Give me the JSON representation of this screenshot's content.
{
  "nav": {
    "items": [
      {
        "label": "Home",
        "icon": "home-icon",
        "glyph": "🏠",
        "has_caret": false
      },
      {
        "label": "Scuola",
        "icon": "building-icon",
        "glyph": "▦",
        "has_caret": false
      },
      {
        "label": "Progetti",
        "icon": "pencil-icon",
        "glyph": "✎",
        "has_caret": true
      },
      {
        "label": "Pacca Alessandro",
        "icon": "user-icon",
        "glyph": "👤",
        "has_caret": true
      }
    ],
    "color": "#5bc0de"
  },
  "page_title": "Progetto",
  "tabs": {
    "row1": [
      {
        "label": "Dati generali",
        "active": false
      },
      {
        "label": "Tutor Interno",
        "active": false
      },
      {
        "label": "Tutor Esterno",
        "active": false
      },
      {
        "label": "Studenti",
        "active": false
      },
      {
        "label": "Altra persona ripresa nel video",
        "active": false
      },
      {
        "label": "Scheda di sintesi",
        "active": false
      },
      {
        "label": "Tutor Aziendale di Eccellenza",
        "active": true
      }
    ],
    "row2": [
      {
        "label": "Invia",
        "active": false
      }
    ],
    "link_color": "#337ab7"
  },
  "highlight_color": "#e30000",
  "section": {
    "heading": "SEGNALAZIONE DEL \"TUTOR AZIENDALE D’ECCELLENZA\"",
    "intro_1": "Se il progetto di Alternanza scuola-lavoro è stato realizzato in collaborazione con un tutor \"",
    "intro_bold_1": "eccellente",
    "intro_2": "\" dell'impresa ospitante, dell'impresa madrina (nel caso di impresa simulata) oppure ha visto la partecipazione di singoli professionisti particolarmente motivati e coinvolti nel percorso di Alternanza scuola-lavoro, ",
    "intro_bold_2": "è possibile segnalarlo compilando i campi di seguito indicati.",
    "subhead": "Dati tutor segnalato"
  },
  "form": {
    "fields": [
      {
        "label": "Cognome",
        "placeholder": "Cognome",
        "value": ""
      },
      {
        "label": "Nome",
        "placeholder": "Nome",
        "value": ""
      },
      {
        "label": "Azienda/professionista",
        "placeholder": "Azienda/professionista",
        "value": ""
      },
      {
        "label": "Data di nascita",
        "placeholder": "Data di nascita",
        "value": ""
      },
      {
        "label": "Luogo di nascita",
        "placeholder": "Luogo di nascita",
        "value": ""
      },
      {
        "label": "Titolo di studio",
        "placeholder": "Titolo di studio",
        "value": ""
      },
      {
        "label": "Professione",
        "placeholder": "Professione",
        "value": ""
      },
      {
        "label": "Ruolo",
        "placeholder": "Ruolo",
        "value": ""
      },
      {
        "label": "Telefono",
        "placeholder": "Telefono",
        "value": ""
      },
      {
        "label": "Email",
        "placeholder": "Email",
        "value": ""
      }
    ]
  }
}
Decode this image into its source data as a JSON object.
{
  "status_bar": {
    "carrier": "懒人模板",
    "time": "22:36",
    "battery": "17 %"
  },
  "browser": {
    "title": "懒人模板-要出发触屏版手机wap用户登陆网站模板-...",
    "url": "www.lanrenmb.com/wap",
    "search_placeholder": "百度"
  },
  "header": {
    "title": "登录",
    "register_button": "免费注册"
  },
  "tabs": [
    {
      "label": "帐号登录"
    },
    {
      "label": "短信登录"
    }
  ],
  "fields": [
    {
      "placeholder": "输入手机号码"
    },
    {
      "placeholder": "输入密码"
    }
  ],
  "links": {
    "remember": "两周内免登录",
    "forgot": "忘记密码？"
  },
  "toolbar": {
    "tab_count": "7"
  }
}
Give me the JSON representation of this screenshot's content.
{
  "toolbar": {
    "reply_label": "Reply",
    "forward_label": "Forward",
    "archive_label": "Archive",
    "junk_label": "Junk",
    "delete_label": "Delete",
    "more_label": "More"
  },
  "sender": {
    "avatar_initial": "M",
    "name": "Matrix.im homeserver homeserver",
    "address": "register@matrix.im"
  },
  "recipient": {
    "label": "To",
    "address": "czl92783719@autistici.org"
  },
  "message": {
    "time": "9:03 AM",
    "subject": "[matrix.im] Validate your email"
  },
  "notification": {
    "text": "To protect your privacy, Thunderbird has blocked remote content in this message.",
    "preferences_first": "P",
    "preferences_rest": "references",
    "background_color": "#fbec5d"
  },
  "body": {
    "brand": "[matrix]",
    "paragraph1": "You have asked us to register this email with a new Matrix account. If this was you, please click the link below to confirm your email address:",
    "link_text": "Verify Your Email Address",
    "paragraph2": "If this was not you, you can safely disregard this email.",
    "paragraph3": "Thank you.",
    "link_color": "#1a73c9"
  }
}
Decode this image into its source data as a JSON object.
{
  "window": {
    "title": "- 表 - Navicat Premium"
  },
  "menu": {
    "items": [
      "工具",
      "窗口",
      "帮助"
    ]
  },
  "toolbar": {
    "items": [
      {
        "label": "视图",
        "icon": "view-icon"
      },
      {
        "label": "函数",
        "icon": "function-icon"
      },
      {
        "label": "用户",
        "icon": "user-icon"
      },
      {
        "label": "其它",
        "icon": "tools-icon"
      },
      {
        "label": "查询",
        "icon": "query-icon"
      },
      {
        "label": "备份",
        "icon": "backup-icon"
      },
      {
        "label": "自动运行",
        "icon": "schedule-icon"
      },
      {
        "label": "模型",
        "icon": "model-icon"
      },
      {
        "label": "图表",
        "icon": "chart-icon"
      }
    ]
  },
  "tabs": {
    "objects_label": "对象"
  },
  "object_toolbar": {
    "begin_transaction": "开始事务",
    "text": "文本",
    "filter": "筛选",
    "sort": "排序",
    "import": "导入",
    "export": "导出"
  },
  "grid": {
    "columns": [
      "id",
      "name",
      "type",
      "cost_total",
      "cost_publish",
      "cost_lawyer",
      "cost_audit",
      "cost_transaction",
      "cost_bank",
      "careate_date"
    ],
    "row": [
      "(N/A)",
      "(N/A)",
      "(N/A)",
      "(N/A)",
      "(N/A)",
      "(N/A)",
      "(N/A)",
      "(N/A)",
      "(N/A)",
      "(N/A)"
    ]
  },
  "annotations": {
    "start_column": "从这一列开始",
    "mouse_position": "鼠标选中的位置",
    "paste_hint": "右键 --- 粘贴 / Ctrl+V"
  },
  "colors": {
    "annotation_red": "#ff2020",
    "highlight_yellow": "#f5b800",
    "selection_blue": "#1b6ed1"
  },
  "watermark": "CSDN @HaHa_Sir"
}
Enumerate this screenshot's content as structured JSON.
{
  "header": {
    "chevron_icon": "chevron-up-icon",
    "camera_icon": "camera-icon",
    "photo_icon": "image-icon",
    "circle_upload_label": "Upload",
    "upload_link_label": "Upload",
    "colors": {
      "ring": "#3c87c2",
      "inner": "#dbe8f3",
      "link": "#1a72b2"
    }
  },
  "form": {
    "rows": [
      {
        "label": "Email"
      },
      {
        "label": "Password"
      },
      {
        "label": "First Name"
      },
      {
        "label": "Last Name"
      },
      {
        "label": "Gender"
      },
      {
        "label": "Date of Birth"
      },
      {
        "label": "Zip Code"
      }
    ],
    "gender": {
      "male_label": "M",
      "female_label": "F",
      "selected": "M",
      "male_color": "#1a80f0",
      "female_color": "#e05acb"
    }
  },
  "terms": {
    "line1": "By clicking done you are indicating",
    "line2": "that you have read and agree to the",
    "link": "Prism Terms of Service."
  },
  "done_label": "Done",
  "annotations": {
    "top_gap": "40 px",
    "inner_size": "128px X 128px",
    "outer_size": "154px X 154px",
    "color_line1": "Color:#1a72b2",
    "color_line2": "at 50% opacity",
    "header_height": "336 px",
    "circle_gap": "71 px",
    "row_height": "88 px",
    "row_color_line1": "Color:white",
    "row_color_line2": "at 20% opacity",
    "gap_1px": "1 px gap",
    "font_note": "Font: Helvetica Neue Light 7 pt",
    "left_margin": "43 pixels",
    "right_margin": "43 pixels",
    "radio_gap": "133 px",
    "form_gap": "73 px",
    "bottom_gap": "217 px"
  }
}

————

* _Goal of the exercise_: Reproduce every line from the entries that holds the word "Upload".

* _Complete response_:
    "circle_upload_label": "Upload",
    "upload_link_label": "Upload",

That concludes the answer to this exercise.